- TO DO -
Extract each record and reproduce it exactly.
— Start TASK MATERIAL —
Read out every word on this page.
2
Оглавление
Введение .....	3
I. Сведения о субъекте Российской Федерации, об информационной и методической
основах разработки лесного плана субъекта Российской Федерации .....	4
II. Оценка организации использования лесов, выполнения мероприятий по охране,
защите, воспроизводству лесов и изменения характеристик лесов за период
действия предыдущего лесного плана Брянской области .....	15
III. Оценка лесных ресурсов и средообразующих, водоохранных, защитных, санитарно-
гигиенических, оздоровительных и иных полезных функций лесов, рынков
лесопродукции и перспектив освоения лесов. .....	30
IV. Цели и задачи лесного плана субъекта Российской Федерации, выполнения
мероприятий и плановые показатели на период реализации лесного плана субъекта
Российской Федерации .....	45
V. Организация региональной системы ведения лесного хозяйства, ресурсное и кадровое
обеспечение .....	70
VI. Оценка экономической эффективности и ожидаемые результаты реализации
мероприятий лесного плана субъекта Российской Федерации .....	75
— End TASK MATERIAL —
- SOLUTION FOR THIS PROBLEM -
Read out every word on this page.
2
Оглавление
Введение .....	3
I. Сведения о субъекте Российской Федерации, об информационной и методической
основах разработки лесного плана субъекта Российской Федерации .....	4
II. Оценка организации использования лесов, выполнения мероприятий по охране,
защите, воспроизводству лесов и изменения характеристик лесов за период
действия предыдущего лесного плана Брянской области .....	15
III. Оценка лесных ресурсов и средообразующих, водоохранных, защитных, санитарно-
гигиенических, оздоровительных и иных полезных функций лесов, рынков
лесопродукции и перспектив освоения лесов. .....	30
IV. Цели и задачи лесного плана субъекта Российской Федерации, выполнения
мероприятий и плановые показатели на период реализации лесного плана субъекта
Российской Федерации .....	45
V. Организация региональной системы ведения лесного хозяйства, ресурсное и кадровое
обеспечение .....	70
VI. Оценка экономической эффективности и ожидаемые результаты реализации
мероприятий лесного плана субъекта Российской Федерации .....	75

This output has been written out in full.